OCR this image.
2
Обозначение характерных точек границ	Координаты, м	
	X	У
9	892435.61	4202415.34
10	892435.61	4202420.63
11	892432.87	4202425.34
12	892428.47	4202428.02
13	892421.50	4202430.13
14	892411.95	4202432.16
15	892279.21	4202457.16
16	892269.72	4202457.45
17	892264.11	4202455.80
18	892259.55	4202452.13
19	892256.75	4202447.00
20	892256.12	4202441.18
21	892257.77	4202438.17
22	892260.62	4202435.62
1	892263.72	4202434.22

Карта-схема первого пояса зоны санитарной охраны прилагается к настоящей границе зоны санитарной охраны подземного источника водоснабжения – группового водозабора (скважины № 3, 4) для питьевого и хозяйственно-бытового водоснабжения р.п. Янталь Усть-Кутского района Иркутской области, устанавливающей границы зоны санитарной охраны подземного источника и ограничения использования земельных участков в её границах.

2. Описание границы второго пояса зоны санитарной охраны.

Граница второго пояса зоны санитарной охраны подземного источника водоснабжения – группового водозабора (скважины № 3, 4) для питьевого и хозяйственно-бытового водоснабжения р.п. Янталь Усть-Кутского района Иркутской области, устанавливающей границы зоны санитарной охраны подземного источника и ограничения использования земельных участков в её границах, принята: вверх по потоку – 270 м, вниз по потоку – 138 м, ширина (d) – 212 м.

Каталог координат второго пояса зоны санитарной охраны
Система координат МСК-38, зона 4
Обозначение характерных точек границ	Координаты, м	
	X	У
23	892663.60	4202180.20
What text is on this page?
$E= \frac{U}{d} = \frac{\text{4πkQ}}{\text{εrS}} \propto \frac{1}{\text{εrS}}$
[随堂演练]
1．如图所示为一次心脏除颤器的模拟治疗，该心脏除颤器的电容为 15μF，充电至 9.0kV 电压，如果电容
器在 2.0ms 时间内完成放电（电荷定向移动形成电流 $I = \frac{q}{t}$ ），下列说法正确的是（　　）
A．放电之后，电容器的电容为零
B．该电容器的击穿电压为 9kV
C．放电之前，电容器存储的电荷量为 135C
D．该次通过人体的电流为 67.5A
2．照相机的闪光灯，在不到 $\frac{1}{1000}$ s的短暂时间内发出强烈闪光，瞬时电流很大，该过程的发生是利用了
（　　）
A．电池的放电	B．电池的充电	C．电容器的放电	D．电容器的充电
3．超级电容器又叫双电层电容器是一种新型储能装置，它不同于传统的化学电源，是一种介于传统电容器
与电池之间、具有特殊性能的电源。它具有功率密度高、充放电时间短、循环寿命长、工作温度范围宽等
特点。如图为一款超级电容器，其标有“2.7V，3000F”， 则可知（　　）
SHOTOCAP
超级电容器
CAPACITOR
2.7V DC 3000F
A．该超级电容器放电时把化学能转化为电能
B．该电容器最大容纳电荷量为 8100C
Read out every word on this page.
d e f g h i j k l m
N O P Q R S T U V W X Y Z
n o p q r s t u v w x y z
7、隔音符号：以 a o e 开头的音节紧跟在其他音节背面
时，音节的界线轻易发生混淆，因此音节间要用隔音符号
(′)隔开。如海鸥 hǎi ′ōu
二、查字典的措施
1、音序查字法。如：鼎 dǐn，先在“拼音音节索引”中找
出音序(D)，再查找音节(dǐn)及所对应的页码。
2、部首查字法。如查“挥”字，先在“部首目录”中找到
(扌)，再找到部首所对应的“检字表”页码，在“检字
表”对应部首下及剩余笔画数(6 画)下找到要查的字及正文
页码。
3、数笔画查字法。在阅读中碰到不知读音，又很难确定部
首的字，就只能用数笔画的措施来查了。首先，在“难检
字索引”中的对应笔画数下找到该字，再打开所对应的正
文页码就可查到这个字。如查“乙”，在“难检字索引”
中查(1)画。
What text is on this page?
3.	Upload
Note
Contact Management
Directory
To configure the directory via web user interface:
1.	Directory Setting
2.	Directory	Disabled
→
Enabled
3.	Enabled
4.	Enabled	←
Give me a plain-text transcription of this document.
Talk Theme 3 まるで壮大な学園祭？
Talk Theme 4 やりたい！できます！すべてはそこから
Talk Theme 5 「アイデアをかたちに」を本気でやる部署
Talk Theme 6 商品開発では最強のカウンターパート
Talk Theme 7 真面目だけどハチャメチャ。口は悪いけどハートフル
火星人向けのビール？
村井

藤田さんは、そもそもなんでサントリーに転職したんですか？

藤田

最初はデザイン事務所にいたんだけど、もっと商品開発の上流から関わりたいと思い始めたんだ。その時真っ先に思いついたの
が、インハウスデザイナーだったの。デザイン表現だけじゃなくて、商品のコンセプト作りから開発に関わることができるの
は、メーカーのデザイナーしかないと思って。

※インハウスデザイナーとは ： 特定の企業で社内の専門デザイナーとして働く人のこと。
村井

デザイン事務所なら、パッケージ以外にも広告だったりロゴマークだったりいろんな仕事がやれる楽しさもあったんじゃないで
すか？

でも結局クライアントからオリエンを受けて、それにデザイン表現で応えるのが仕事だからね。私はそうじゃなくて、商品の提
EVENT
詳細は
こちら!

════════════════

## Problem description
In the entries above, locate every line with the word "frac" and copy it.

## Reply to the exercise
$E= \frac{U}{d} = \frac{\text{4πkQ}}{\text{εrS}} \propto \frac{1}{\text{εrS}}$
器在 2.0ms 时间内完成放电（电荷定向移动形成电流 $I = \frac{q}{t}$ ），下列说法正确的是（　　）
2．照相机的闪光灯，在不到 $\frac{1}{1000}$ s的短暂时间内发出强烈闪光，瞬时电流很大，该过程的发生是利用了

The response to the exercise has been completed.